## AIM
Below are the records. Gather each line that holds "series".

## Figure data in JSON
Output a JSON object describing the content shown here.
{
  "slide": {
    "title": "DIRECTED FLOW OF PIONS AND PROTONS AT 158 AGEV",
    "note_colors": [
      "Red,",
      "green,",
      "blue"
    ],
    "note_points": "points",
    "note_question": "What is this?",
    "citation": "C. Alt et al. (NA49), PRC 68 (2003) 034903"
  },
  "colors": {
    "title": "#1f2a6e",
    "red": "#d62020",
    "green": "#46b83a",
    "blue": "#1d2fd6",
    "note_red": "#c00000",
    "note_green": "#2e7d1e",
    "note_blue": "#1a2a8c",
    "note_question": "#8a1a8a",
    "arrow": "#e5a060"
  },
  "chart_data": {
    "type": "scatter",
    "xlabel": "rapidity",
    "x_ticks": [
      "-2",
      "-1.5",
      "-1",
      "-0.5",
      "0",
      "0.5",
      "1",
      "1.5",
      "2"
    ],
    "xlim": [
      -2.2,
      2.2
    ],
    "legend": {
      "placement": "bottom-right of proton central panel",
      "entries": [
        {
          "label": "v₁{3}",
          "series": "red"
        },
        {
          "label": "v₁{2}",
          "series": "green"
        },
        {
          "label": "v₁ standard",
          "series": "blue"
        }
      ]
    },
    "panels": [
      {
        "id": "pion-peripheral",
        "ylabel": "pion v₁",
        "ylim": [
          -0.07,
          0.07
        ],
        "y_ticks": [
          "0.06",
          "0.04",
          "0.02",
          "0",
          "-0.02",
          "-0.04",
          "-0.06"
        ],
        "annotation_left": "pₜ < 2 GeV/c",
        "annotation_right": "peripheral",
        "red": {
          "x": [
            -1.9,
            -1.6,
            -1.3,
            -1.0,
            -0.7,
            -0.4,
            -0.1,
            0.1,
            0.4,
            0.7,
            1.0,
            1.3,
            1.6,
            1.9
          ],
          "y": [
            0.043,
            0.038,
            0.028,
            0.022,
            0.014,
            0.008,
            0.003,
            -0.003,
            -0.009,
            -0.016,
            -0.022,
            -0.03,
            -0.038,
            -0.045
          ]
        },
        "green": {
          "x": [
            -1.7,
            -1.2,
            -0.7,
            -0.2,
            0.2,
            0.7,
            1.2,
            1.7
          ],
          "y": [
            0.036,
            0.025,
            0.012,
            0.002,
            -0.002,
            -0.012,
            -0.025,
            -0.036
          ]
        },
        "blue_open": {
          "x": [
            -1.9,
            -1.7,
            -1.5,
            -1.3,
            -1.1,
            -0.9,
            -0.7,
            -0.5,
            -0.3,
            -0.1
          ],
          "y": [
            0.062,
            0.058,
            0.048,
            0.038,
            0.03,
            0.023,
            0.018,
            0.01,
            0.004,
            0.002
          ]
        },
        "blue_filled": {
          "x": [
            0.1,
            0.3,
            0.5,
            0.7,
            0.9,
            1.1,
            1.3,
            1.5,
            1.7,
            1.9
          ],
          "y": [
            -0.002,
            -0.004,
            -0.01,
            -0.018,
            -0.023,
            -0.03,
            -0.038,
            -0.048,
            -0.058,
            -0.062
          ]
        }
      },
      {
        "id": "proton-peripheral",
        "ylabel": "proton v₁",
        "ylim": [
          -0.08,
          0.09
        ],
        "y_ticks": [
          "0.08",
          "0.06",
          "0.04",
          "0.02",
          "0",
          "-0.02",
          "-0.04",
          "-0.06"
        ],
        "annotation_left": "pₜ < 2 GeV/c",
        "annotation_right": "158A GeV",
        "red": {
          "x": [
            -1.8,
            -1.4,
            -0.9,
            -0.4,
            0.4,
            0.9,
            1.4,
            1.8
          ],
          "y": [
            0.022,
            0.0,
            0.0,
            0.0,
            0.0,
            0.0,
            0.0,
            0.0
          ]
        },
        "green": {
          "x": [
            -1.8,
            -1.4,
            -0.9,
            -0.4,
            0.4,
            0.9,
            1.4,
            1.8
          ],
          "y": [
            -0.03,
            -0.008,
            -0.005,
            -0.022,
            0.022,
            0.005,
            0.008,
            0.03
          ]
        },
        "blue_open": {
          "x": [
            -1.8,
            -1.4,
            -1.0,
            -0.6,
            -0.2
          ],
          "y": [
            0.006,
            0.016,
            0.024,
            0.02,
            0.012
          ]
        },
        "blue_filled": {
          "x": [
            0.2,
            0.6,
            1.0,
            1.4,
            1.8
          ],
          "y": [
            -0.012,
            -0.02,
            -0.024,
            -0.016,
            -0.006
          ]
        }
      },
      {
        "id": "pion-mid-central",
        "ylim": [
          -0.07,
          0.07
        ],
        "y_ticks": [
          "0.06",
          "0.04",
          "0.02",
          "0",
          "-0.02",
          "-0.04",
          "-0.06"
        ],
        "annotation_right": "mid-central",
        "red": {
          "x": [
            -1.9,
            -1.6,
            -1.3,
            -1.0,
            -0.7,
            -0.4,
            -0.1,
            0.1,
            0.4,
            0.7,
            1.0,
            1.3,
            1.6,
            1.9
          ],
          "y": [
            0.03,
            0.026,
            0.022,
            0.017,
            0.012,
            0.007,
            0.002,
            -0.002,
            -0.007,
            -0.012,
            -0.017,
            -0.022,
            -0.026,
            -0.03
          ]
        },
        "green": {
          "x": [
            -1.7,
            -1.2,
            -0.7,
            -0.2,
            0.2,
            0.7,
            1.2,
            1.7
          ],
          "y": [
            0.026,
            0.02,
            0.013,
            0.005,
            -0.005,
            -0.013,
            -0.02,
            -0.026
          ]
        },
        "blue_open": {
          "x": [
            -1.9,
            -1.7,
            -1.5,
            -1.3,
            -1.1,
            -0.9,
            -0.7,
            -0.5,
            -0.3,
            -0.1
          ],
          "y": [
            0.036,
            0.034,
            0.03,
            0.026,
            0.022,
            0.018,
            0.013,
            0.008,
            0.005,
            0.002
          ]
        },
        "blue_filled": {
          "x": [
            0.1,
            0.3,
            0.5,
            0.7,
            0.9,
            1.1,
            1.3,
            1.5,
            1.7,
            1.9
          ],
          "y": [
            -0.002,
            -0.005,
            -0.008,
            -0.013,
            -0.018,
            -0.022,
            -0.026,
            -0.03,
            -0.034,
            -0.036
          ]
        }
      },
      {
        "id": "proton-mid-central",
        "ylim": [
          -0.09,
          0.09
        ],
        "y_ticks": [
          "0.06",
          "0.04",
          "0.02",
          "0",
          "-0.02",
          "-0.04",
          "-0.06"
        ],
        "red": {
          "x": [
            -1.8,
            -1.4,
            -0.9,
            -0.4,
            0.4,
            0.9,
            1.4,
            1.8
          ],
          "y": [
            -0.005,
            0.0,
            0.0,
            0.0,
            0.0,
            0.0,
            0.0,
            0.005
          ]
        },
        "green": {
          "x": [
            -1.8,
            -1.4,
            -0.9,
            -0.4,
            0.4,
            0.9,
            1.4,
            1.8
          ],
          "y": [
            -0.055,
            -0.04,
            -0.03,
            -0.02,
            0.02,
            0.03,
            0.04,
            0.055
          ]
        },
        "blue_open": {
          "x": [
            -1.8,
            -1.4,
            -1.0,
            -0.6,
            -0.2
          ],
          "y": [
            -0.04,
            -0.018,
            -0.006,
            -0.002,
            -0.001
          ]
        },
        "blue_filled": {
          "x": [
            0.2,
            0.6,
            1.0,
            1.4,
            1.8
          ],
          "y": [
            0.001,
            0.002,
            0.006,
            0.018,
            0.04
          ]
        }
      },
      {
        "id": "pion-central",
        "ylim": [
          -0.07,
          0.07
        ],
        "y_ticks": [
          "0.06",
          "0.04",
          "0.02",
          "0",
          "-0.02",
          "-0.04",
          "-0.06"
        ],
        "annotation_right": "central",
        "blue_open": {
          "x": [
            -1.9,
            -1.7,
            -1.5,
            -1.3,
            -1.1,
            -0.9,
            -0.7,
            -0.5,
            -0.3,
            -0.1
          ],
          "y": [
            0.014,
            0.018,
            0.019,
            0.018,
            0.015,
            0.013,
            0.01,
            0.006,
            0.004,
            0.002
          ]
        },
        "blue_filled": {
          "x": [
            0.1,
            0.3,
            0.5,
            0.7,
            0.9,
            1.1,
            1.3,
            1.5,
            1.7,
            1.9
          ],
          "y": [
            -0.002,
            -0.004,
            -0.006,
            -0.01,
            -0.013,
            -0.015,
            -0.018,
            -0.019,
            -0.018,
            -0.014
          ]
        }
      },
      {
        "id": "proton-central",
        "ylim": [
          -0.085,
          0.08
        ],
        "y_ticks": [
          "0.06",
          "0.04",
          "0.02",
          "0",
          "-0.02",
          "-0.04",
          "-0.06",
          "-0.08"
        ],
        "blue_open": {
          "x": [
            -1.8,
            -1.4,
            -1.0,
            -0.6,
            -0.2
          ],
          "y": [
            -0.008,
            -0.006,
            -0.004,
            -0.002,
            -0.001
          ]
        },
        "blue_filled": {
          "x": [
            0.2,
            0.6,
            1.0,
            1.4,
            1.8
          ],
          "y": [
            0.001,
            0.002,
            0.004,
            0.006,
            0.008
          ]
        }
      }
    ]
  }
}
==
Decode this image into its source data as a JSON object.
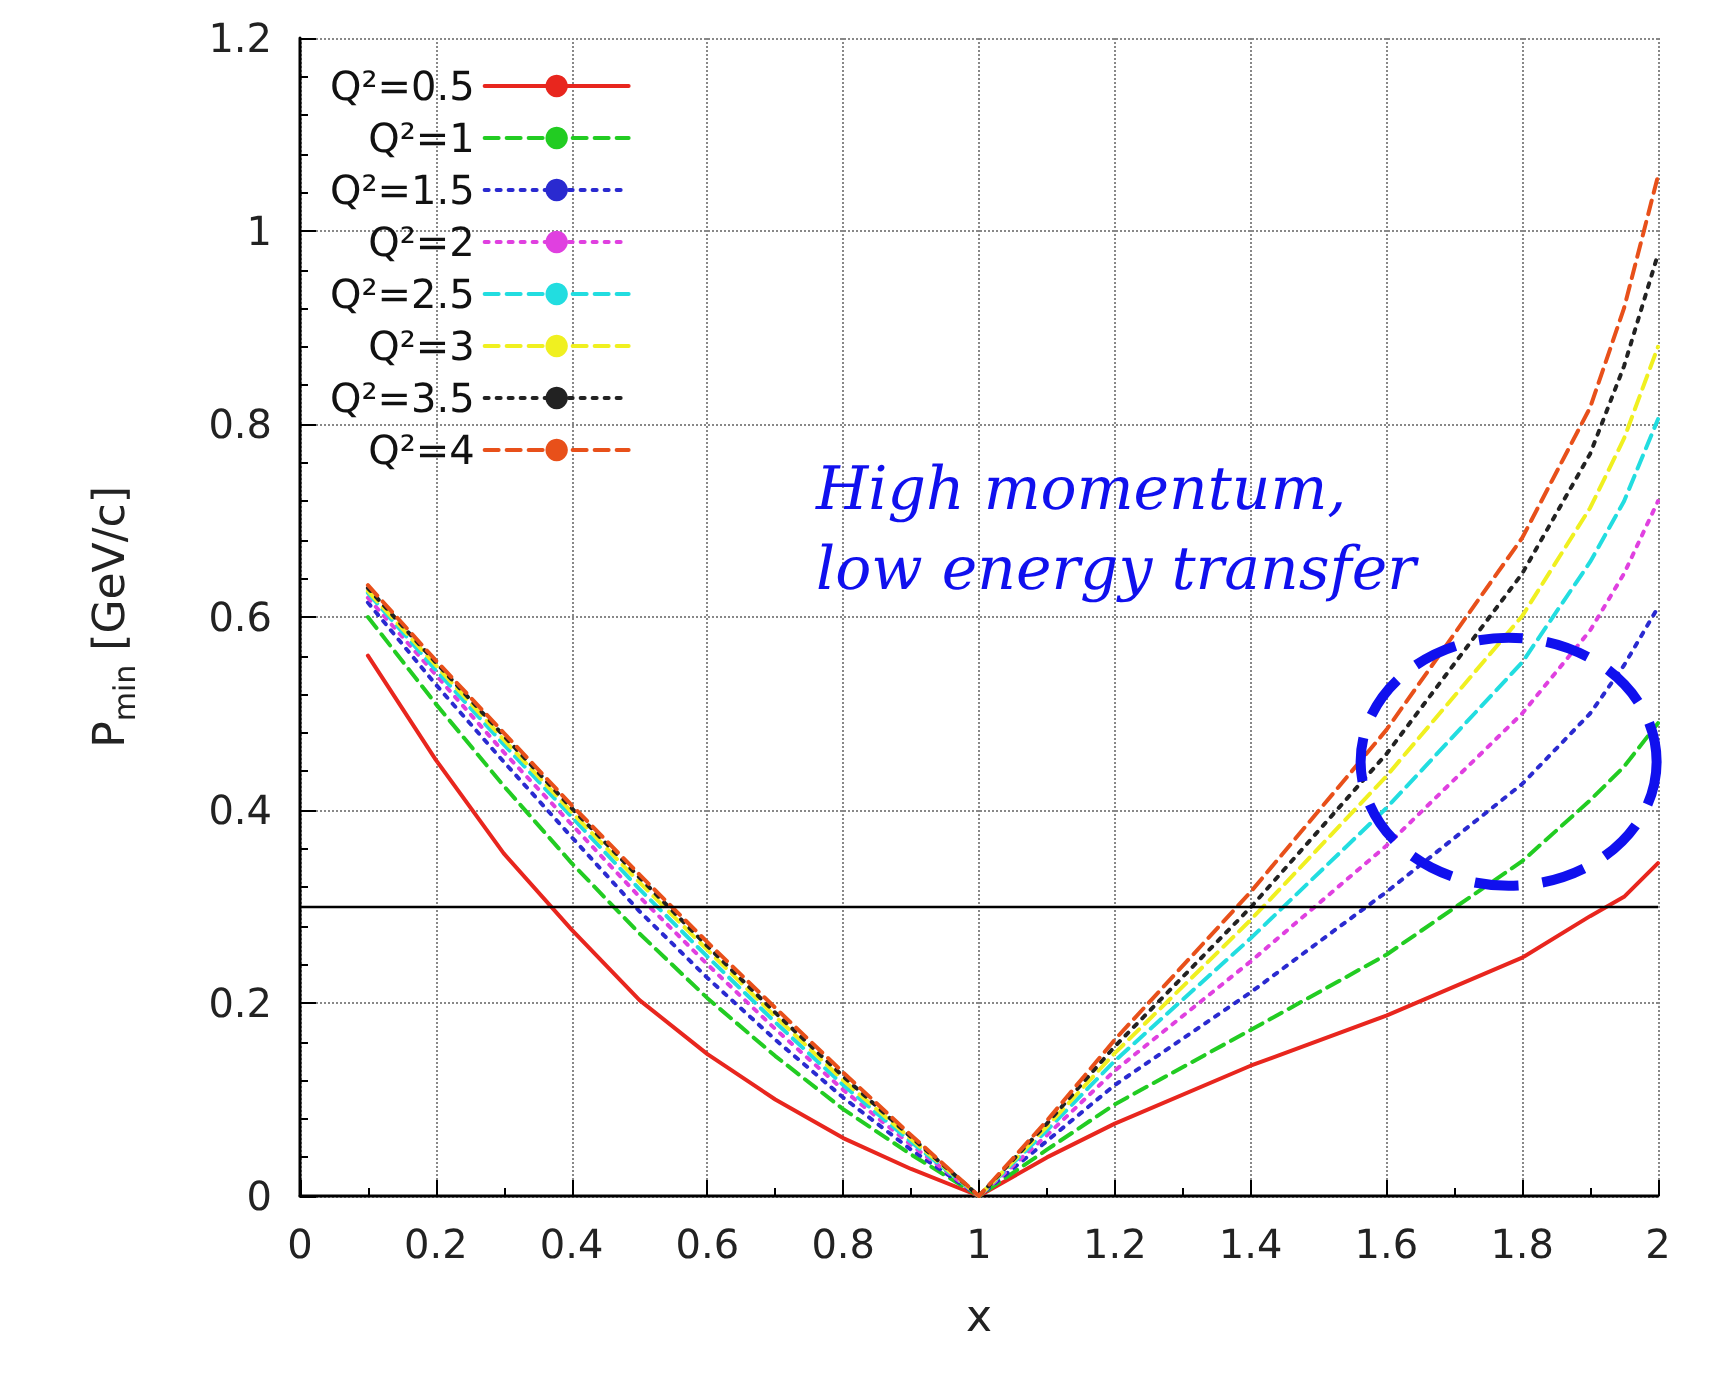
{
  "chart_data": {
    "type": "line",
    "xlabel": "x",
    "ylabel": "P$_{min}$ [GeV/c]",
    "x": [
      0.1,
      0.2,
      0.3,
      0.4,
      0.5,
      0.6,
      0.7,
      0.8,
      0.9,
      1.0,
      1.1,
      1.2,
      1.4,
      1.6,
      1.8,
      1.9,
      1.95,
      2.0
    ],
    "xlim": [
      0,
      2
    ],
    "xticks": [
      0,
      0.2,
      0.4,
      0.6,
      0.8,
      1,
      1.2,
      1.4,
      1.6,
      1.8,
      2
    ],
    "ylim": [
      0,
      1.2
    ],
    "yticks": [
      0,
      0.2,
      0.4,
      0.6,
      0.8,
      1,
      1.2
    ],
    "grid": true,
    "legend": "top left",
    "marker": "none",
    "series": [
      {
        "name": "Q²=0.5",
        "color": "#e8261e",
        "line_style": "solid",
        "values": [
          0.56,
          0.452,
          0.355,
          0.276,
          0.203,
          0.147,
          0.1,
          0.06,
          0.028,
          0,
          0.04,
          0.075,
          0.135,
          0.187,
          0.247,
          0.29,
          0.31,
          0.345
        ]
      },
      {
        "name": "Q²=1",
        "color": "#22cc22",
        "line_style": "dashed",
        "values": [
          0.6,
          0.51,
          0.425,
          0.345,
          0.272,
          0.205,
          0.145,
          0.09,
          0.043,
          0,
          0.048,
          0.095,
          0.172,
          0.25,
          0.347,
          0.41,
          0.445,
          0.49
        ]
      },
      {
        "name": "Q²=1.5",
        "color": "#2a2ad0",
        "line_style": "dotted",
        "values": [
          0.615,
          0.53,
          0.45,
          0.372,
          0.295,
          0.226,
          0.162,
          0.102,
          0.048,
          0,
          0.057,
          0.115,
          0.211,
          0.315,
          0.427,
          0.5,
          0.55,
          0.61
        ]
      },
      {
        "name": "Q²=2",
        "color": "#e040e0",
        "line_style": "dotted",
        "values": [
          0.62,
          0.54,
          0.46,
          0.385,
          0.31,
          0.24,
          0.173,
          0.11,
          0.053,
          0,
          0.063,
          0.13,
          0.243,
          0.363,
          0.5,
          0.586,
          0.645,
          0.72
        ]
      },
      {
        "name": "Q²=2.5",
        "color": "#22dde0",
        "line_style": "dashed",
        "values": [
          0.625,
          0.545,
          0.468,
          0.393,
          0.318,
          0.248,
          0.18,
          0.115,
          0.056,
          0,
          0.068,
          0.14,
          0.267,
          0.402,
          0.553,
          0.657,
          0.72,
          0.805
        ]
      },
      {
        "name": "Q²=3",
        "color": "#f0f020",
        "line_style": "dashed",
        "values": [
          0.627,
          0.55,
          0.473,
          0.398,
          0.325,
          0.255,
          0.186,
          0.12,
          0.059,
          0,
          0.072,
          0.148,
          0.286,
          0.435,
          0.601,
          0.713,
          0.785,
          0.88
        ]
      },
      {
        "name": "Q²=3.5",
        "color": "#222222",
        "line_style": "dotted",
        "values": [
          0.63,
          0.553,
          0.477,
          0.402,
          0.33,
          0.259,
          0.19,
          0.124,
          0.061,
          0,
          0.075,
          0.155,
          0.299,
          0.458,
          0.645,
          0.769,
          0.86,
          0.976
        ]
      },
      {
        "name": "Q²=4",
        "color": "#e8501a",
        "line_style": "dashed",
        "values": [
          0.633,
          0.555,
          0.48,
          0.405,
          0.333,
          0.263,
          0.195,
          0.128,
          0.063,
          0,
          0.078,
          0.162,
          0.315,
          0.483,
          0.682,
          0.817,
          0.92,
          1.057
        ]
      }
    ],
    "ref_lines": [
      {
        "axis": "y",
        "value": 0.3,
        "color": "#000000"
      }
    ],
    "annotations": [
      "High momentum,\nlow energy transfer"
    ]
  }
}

## SOLUTION BELOW
          "series": "red"
          "series": "green"
          "series": "blue"
    "series": [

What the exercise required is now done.